EXERCISE. Which lines below hold the word "carpet"? Report each one.

THE INPUT.
════════════════════
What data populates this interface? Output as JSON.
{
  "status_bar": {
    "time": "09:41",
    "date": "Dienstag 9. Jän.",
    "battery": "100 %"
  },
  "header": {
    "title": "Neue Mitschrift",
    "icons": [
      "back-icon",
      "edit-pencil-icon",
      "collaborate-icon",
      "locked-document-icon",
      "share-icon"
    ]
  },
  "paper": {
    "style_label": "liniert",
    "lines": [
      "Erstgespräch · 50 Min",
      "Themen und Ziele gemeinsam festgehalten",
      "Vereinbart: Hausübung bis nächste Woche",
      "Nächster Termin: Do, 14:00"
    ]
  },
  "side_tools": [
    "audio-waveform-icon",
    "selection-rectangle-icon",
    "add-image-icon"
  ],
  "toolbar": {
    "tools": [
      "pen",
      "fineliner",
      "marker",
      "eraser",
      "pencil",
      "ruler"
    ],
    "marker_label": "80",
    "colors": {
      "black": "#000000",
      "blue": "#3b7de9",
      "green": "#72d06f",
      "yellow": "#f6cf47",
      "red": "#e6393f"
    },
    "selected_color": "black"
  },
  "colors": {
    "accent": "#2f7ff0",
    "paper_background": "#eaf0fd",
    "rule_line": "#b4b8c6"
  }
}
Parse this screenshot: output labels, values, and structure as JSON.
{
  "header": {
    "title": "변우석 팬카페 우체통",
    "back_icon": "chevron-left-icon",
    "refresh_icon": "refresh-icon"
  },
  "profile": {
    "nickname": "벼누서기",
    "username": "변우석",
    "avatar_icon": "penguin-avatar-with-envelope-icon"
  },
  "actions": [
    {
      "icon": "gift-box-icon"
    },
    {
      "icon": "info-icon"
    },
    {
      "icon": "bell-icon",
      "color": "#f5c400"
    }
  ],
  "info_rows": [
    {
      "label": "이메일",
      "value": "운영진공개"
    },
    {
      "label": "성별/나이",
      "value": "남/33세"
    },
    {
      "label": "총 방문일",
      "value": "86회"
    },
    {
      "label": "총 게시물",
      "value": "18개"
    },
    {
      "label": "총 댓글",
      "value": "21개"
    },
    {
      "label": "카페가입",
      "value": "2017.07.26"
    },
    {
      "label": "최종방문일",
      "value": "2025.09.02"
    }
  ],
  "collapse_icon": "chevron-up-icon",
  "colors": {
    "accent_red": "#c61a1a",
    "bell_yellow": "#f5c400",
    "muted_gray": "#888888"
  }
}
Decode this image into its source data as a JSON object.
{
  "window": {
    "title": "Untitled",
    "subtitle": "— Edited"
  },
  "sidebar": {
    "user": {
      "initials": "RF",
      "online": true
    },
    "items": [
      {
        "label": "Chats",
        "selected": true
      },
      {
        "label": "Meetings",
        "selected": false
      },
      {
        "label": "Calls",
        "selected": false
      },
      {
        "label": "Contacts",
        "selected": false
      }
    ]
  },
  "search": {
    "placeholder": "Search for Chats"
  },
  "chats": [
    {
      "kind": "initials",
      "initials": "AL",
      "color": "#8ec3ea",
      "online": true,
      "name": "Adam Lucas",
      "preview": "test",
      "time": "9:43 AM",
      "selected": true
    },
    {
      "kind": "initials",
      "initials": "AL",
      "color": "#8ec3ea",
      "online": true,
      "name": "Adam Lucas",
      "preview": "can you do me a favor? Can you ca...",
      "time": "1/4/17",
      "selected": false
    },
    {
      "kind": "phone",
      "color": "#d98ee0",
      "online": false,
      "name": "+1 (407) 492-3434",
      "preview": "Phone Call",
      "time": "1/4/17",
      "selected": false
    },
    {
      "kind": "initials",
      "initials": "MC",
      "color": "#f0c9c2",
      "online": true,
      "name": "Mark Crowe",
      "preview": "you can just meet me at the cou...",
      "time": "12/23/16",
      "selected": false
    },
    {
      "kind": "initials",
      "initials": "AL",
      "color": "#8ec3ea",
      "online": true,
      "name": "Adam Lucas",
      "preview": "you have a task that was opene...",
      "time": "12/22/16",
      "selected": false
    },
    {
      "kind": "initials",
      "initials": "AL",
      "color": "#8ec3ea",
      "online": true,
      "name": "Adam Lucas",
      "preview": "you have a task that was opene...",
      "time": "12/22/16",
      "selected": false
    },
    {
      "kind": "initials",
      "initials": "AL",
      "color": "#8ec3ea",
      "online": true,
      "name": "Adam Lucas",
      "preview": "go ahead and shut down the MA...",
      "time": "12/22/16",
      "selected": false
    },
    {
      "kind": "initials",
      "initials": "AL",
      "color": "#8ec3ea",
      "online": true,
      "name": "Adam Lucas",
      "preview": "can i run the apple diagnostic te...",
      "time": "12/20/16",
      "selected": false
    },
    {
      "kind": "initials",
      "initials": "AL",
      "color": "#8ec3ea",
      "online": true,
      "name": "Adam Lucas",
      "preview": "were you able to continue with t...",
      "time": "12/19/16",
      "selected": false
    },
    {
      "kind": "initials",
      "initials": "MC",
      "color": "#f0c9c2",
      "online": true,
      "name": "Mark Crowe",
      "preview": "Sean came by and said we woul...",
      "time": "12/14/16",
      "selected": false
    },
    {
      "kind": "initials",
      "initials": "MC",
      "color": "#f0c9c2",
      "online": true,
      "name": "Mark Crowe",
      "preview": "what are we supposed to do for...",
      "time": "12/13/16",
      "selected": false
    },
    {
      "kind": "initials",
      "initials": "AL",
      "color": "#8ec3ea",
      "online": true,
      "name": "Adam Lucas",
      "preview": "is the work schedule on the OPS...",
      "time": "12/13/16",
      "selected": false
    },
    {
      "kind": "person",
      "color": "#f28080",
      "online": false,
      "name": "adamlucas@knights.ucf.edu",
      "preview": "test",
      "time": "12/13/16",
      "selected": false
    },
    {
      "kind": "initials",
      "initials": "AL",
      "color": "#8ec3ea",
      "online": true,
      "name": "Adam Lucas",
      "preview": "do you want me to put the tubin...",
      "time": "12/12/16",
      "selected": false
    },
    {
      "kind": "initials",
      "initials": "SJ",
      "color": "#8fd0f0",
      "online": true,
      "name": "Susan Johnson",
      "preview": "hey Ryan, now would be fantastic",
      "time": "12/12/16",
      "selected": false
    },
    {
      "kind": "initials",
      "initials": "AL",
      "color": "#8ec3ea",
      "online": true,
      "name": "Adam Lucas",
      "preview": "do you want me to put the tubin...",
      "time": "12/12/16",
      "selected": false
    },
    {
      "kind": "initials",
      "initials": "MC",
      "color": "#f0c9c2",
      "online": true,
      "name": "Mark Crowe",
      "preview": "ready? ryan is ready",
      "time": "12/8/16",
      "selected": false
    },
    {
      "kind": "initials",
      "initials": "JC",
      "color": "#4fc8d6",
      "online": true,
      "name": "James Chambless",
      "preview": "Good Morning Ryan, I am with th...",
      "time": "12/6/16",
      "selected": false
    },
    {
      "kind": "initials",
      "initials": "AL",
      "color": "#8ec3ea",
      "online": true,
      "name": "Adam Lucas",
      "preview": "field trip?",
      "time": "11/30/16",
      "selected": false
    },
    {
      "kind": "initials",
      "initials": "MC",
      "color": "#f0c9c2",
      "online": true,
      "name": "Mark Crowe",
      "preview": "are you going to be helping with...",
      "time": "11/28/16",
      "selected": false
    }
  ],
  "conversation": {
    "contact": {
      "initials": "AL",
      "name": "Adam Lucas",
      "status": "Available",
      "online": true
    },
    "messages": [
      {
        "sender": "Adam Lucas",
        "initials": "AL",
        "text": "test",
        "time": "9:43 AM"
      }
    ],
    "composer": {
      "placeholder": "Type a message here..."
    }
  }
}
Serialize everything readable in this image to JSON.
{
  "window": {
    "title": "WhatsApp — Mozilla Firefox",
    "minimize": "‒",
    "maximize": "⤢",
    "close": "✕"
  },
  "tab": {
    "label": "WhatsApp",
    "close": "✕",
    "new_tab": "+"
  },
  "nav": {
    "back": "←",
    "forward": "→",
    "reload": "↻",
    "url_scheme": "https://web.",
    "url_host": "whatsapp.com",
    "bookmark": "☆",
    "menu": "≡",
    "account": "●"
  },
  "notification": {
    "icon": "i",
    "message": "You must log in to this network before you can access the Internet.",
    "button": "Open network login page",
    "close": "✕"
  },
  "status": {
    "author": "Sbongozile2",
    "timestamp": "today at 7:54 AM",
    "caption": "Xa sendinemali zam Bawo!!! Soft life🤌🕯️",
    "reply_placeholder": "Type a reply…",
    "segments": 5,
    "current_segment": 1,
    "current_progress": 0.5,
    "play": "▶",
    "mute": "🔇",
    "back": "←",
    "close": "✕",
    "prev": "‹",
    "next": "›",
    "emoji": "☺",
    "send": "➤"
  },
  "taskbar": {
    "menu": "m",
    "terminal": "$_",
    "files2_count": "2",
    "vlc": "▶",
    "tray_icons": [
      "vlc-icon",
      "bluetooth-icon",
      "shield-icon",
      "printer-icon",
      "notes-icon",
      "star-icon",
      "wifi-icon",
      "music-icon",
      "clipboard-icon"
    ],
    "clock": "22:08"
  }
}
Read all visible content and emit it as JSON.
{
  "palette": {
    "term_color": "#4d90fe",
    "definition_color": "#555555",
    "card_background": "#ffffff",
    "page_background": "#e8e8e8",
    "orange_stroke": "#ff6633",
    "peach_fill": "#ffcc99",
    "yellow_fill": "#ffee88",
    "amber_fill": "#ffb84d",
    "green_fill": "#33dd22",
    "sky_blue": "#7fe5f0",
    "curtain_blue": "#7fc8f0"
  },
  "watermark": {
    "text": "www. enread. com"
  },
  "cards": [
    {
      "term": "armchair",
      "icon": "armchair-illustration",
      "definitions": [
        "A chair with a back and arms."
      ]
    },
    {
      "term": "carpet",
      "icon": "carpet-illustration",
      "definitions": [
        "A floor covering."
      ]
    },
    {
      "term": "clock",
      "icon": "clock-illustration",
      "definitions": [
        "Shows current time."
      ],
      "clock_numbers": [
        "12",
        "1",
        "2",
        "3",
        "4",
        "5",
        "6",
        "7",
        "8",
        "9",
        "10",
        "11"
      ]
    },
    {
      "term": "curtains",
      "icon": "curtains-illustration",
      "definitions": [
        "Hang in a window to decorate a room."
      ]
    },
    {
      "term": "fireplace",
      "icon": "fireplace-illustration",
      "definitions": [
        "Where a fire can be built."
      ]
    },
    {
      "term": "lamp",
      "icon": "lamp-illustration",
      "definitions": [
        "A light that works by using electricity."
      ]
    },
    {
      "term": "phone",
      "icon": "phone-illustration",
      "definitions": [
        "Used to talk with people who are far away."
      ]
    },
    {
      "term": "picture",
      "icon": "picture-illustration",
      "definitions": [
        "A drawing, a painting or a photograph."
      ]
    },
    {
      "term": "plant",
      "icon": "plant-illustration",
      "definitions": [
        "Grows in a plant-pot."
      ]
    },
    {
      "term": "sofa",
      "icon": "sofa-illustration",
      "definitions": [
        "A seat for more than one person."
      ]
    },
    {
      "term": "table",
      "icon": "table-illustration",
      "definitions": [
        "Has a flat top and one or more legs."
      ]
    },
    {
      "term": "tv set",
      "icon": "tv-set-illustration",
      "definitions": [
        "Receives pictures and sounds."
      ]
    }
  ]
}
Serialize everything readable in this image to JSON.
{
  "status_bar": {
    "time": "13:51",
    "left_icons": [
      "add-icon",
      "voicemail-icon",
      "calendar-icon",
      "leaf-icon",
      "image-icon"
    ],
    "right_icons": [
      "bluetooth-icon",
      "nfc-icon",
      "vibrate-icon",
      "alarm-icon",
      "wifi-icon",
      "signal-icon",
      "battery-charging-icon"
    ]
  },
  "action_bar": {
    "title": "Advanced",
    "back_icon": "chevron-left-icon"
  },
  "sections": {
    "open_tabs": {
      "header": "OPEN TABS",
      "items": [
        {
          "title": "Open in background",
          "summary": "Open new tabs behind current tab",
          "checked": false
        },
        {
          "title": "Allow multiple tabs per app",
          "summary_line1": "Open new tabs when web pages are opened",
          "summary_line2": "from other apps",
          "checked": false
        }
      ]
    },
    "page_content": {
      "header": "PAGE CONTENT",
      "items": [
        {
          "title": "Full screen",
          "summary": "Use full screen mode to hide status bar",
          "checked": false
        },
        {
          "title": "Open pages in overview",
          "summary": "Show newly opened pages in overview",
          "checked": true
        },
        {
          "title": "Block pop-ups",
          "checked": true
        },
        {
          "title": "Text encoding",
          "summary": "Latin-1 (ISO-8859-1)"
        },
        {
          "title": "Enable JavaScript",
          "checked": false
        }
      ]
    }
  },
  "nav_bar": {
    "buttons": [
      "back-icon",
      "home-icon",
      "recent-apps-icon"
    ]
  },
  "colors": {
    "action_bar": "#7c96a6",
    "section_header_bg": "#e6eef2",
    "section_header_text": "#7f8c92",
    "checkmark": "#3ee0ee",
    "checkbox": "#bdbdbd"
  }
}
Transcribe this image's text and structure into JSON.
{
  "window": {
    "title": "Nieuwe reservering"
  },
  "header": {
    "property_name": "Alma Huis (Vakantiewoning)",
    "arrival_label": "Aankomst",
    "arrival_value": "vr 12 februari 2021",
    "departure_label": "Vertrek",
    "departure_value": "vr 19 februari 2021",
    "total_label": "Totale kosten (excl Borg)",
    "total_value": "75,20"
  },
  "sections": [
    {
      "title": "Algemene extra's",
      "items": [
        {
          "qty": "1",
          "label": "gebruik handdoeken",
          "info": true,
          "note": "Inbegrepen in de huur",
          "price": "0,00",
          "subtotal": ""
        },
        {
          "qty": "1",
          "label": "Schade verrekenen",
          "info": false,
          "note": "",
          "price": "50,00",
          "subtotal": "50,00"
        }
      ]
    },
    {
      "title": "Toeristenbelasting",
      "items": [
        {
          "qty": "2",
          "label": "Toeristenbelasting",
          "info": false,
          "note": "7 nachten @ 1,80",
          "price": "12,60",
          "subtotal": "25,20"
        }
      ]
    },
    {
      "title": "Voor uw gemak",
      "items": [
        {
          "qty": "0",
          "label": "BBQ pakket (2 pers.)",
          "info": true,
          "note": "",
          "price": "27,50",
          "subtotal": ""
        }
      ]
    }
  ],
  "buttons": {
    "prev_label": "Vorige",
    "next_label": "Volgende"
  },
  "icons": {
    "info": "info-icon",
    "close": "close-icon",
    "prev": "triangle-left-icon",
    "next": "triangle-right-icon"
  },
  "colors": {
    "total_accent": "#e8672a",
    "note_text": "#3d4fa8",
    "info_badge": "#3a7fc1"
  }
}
════════════════════
RESPONSE BELOW.
      "term": "carpet",
      "icon": "carpet-illustration",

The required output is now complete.